调好啦，第一次发帖，不太熟悉markdown操作，见谅了

说实话，这个我不会
能讲讲你的思路吗，我作死试一试
你写了一堆不知道是什么

r = s/sqrt(2)是cell的尺寸，这样cell里的点的距离就都小于s了
用点的坐标除以r向下取整，得到点所在的cell的左下顶点的坐标，把这个坐标当成key，点编号当成value存到字典里面
循环每一个cell
每一个cell里面的点两两组合形成点对
循环每一个cell周围的8个cell，看这些cell里面有没有点对
结束。
主要是参照这个问题里的回答写的
[How could I utilize algorithms for nearest neighbor search to do fixed radius search? - Stack Overflow]

cell是什么？

@btime FRNNMain(NumNod,Dim,A,s)
142.194 ms (79608 allocations: 7.33 MiB)
@btime forloop(A,NumNod,s)
46.899 ms (1117806 allocations: 97.09 MiB)

这里cell算法用到的内存明显比forloop少很多，速度也比较慢，可能是算法写的有问题，试试重写一遍？

cell就是小格子，相当于把二维平面划分成一个个的小格子，把点放到这些小格子里面。
知乎上的这个问题和回答说的比较清楚

重写是换一种思路写么？

Point1 = A[i,:]
Point2 = A[j,:]
Dist = (Point1[1]-Point2[1])^2+(Point1[2]-Point2[2])^2

这样写 p1, p2 会复制，浪费内存。
改成 (A[i, 1] - A[j, 1])^2 + ... 能把内存占用压到 1MB 左右

剩下的消耗内存多的操作就是 notin、in 这种了，说明瓶颈不在内存上。

内存分配计数见 julia --track-allocation cell_list.jl
如果函数体内第一行的计数非常大，那他其实就是函数的总计数。这里有点小 bug。

    Len1 = length(value)
    Len2 = length(value1)
    for i = 1:Len1
        for j = 1:Len2
            P1 = value[i]
            P2 = value1[j]

这里直接迭代就好

for p1 in value
    for p2 in value1

最好是连复制都要避免，从上一层直接传 Cell 和 key 然后迭代。

你好，按照你说的方法修改程序以后占用的内存确实压缩了很多，但是速度反而更慢了

@btime FRNNMain(NumNod,Dim,A,s)
  201.197 ms (7702 allocations: 761.42 KiB)
--------------------------------
- _任务说明_:
能否把上面关于 cell 算法的这段讨论中，从“cell就是小格子，相当于把”一直到“p1, p2 会复制，浪费内存。”的文字一字不差地抄下来？ 作答时只依据上面这段讨论。

来自数据源的记录:
--------------------------------
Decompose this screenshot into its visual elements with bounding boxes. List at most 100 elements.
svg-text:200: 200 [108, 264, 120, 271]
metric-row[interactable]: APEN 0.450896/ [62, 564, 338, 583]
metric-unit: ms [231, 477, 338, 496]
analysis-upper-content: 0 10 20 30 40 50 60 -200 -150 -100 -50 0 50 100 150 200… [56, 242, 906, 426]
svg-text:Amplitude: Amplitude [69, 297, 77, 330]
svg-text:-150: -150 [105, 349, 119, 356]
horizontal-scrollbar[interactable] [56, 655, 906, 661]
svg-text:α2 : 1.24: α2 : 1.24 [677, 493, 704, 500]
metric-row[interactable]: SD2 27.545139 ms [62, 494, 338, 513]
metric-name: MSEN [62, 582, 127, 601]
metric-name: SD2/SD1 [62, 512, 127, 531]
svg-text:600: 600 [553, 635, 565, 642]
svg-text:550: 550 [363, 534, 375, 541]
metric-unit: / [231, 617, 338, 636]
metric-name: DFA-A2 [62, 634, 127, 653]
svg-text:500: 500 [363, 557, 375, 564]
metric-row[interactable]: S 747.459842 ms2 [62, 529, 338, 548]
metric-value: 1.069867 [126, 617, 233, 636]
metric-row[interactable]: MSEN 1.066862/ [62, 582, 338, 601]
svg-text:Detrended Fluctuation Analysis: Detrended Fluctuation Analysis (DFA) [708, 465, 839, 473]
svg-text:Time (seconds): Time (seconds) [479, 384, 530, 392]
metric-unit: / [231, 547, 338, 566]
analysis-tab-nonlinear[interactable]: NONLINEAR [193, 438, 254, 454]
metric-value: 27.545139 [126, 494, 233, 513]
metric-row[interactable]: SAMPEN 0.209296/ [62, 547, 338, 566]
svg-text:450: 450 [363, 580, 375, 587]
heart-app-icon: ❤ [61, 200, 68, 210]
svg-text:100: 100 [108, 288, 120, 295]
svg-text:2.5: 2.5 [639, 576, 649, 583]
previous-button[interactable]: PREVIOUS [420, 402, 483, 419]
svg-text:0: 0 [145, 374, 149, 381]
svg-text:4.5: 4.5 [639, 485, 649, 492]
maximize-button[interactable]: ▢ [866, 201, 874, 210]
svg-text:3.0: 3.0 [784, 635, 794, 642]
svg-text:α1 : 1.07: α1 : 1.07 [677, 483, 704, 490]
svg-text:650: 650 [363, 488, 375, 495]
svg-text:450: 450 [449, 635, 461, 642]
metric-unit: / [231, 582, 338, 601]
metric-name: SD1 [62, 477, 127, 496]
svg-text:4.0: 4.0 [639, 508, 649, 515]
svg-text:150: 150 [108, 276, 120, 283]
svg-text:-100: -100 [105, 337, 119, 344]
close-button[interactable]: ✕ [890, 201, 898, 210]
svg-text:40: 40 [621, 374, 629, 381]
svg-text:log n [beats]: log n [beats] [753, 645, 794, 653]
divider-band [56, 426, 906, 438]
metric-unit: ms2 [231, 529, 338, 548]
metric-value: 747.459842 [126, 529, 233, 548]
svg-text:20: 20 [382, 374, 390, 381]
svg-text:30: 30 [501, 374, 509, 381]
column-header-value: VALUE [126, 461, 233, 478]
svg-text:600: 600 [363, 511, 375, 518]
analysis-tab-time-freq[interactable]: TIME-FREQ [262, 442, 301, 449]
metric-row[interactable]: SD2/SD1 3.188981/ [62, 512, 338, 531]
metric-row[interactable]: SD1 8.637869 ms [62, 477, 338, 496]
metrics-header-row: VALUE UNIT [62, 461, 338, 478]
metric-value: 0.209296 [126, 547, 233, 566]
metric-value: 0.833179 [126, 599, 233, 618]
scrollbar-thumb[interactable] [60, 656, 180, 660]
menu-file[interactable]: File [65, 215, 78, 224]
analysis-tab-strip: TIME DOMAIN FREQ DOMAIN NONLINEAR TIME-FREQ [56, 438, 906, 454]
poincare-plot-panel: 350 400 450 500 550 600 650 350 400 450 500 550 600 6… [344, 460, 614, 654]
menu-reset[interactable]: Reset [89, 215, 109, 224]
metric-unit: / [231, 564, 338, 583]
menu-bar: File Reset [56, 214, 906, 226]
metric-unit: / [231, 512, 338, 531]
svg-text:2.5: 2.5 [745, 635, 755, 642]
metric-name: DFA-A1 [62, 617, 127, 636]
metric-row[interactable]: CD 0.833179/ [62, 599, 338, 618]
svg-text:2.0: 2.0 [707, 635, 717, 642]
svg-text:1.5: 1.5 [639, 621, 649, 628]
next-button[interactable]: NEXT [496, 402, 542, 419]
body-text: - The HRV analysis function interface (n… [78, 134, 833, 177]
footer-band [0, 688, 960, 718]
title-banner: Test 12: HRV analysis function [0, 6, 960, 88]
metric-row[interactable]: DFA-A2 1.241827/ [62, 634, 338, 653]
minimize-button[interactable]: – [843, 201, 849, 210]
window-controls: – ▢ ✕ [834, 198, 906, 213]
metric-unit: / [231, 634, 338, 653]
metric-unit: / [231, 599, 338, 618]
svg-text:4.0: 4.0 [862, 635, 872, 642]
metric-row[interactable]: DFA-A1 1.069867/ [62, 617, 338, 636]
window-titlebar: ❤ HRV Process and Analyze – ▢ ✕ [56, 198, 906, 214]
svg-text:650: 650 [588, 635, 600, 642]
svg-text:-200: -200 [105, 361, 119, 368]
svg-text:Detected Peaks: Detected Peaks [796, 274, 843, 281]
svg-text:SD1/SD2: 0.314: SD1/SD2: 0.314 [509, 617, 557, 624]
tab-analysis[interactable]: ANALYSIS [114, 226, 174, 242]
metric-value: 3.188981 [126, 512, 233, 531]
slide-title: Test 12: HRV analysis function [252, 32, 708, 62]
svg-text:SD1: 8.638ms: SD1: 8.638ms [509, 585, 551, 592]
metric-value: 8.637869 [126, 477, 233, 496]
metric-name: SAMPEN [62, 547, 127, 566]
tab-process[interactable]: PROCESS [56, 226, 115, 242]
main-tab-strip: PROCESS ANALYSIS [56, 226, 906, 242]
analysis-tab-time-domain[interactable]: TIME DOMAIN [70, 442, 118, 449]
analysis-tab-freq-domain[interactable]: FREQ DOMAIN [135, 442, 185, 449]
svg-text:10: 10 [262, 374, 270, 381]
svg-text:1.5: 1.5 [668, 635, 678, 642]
--------------------------------
- _任务答案_:
cell就是小格子，相当于把二维平面划分成一个个的小格子，把点放到这些小格子里面。
知乎上的这个问题和回答说的比较清楚

重写是换一种思路写么？

Point1 = A[i,:]
Point2 = A[j,:]
Dist = (Point1[1]-Point2[1])^2+(Point1[2]-Point2[2])^2

这样写 p1, p2 会复制，浪费内存。